* What you have to do:
Each entry should be quoted word for word, including every mark of punctuation.

* Material provided:
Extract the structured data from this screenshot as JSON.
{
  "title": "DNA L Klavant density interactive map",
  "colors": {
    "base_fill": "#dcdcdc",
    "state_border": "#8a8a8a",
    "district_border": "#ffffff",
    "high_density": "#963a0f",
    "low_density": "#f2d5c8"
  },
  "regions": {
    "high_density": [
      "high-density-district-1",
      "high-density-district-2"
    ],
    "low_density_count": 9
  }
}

* Exercise answer:
Extract the structured data from this screenshot as JSON.
{
  "title": "DNA L Klavant density interactive map",
  "colors": {
    "base_fill": "#dcdcdc",
    "state_border": "#8a8a8a",
    "district_border": "#ffffff",
    "high_density": "#963a0f",
    "low_density": "#f2d5c8"
  },
  "regions": {
    "high_density": [
      "high-density-district-1",
      "high-density-district-2"
    ],
    "low_density_count": 9
  }
}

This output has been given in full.